START Page text
The supply-after column tells the other half. By the start of epoch 5, more than 96% of the eventual asymptote will already be in circulation; epochs 6 onward add only the long tail. New supply is front-loaded and its marginal effect on the float is shrinking, regardless of the causal story.
Why projected dates drift
03The protocol pays out by block height, not by calendar. Every projected halving in the table assumes a flat four calendar years from the prior halving — a planning convention, not a forecast. Real block intervals have averaged 9.5–9.7 minutes against the ten-minute target, which is why halvings 1, 3, and 4 each landed earlier than the strict four-year date implied. The bias is one-sided. When miners pile in faster than the next difficulty re-target, blocks land closer together, and halvings arrive sooner. A live block-anchored estimate sits on Halving Countdown.
When this page is wrong
04Halving-day prices are daily closes, not block-time prices. The block that triggers the halving is mined at a specific minute; the price snapshot published here is the daily close on that calendar day. For halving 4, the block was mined nine minutes after midnight UTC on 20 April 2024, but the pipeline records the halving against 19 April. Either anchor is defensible and both are widely cited; the calendar day keeps the +12-month column apples-to-apples.
Forward returns sit on a single day. The +12-month return is close-to-close on a fixed calendar offset, not the cycle peak. Each cycle has historically peaked 12–18 months after the halving, not exactly 12. The headline column understates the cycle peak and overstates the return on cherry-picked dates immediately around the trough.
Cycle 4 isn’t over. The 2024 row in the table is closed arithmetic only on the +12-month price. Whether the broader cycle behaves like the prior three is, as of this writing, an open question. The honest framing is forward 12 months, not cycle return.
END Page text
START Exercise data
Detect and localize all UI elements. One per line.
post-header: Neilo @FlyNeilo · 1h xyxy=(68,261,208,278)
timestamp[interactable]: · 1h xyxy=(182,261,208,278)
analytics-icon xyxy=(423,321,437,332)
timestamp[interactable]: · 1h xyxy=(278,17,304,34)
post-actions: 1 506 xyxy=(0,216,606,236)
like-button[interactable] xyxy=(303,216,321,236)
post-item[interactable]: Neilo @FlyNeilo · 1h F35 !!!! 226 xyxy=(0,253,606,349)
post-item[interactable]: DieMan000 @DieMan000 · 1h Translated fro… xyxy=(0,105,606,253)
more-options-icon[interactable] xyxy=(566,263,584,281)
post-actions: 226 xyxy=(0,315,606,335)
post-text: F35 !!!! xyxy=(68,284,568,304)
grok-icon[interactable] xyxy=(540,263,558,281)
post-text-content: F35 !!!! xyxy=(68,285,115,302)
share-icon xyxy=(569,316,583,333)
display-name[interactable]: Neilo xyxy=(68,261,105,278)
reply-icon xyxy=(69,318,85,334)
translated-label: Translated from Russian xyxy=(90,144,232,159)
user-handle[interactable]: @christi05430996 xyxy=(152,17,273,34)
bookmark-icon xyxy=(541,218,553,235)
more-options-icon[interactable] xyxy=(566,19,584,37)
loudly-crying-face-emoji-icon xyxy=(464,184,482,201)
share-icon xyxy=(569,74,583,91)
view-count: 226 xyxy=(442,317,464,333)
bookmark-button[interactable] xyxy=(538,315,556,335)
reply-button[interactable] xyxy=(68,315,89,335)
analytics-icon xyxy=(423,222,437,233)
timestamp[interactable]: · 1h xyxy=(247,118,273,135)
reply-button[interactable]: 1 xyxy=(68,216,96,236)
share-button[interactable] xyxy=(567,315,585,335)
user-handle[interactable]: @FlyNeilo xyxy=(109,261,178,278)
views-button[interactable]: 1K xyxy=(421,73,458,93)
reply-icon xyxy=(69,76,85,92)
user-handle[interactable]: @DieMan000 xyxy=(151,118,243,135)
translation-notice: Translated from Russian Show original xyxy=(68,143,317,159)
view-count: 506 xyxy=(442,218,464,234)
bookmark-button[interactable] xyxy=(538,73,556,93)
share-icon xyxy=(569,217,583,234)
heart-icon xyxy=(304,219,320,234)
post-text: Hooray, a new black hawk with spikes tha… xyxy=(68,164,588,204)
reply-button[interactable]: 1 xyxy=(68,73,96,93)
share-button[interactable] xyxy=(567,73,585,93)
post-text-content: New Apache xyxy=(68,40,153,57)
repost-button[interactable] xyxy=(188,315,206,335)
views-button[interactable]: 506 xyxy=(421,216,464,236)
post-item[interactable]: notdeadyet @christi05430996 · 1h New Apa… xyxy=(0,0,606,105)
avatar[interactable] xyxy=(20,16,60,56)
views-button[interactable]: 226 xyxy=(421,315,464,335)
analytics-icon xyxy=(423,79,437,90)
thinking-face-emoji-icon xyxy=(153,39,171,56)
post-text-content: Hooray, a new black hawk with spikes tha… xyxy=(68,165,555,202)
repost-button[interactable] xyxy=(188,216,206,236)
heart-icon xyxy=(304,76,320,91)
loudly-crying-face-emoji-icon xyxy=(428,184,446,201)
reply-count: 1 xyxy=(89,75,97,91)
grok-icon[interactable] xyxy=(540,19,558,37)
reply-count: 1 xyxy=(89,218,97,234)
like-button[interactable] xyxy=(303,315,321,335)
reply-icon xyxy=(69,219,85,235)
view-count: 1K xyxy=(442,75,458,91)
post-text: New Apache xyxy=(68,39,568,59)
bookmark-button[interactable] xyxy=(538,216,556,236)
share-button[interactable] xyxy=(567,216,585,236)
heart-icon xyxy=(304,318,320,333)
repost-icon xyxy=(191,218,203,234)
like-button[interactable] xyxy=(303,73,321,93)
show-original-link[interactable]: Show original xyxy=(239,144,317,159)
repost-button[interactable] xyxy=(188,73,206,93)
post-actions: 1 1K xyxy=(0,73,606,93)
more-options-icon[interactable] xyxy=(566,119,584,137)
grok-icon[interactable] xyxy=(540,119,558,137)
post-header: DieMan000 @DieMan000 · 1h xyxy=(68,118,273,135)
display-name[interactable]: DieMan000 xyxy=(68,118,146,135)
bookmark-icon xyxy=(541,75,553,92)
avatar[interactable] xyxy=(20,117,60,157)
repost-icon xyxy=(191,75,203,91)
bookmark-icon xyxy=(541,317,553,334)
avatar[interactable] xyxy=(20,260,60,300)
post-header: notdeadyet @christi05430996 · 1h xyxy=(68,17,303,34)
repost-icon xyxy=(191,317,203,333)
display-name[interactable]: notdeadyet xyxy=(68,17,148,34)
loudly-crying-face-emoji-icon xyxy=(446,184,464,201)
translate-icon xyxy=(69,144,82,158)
END Exercise data
Work instruction 1
Summarize the halving text in two sentences.
Work instruction 2
Using the halving text, answer these questions:
(a) What have real block intervals averaged?
(b) At what time was the block for halving 4 mined?
(c) How long after the halving has each cycle historically peaked?
Work instruction 3
Reproduce the halving text from "Why projected dates" up to and including "on Halving Countdown.", switching "miners" to "validators".

Your solution 1
New supply is front-loaded, with more than 96% of the eventual asymptote in circulation by the start of epoch 5, and projected halving dates assume a flat four years even though faster-than-target blocks have made real halvings arrive earlier. The page records halving-day prices as daily closes rather than block-time prices and measures returns close-to-close at a fixed +12-month offset, which does not capture the cycle peak, and cycle 4 is not yet over.

Your solution 2
(a) 9.5–9.7 minutes.
(b) Nine minutes after midnight UTC on 20 April 2024.
(c) 12–18 months.

Your solution 3
Why projected dates drift
03The protocol pays out by block height, not by calendar. Every projected halving in the table assumes a flat four calendar years from the prior halving — a planning convention, not a forecast. Real block intervals have averaged 9.5–9.7 minutes against the ten-minute target, which is why halvings 1, 3, and 4 each landed earlier than the strict four-year date implied. The bias is one-sided. When validators pile in faster than the next difficulty re-target, blocks land closer together, and halvings arrive sooner. A live block-anchored estimate sits on Halving Countdown.